◆ **Text block**
Time Bandits - Movie Review

  • 01 November 2005

Rating: 4.5 out of 5

History belongs to the victors, and Terry Gilliam takes his rightful ownership of Western history in this timeless romp through the ages. Writer and director of some of Monty Python's most enduring and foolish productions, Gilliam reaches the top of his form with Time Bandits.

Young Kevin (Craig Warnock) is a history buff trapped in the household of his shallow, materialistic parents. While they sit mindlessly in front of the television, absorbed in an insanely morbid game show, Kevin explores his history books enthusiastically, fantasizing about a more meaningful world than the one in which he lives. But when his parents finally send him to bed, his world gets a lot more interesting.

Led by a band of five midget bandits, Kevin steps through the doorway of time and lands in an adventure like none he's imagined. With a map stolen from the Supreme Being who created the universe, the misfit adventurers scurry from era to era robbing from some of history's best known figures.

Along the way, a familiar cast greets our travelers. Ian Holm is a ridiculously size-obsessed Napoleon Bonaparte who loses his wealth to the tiny thieves. John Cleese appears as Robin Hood in a sequence hilariously reminiscent of Monty Python and the Holy Grail. Sean Connery plays a sober and valiant Agamemnon. And Shelley Duvall appears with film co-writer Michael Palin as a luckless lover in multiple scenes.

A highlight of the movie is David Warner's performance as Evil, the sinister being who plots to escape his fortress of darkness and destroy the world. Backed by his brigade of moronic lackeys, he lures to travelers out of the conventional timeline and into the Age of Legends (in which Katherine Helmond appears in a memorable role as the wife of the hapless Ogre), which leads them to certain doom.

With the possible exception of Brazil, Time Bandits displays the most inventive and amusing blend of set design, costuming, and effects of Gilliam's career. Certainly his later films benefit from advances in technology, but the imaginative triumph of Bandits transcends technical limitations. Even the absurdly simplistic spacecraft in the film's final scene is finely detailed in its own odd way, and Gilliam's direction lifts this cast over some of the sets' less awe-inspiring features.

◆ **Problem set**
A - For each statement, say whether it agrees with the Time Bandits review. Give yes or no for each, with the review's deciding words quoted.
(i) The film is rated 4.5 out of 5.
(ii) Kevin travels with a band of six bandits.
(iii) The bandits' map was stolen from Evil.
B - From the Time Bandits review, list each figure from history or legend that the travelers meet, along with the actor the review names in that part.

◆ **Material**
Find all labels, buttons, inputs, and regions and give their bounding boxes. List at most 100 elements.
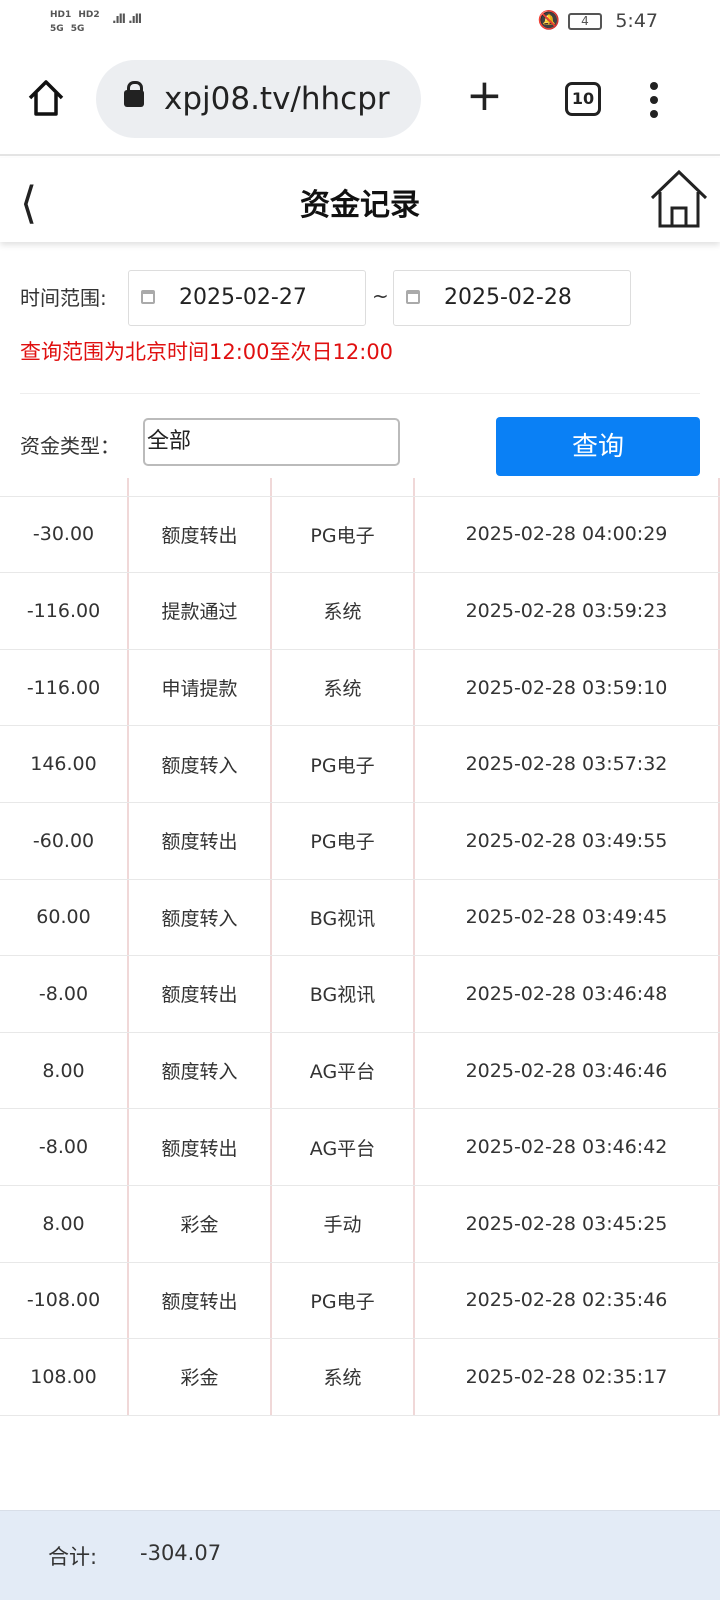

◆ **Exercise answers**
A -
(i) Yes: "Rating: 4.5 out of 5"
(ii) No: "Led by a band of five midget bandits"
(iii) No: "With a map stolen from the Supreme Being who created the universe"

B -
- Napoleon Bonaparte: Ian Holm
- Robin Hood: John Cleese
- Agamemnon: Sean Connery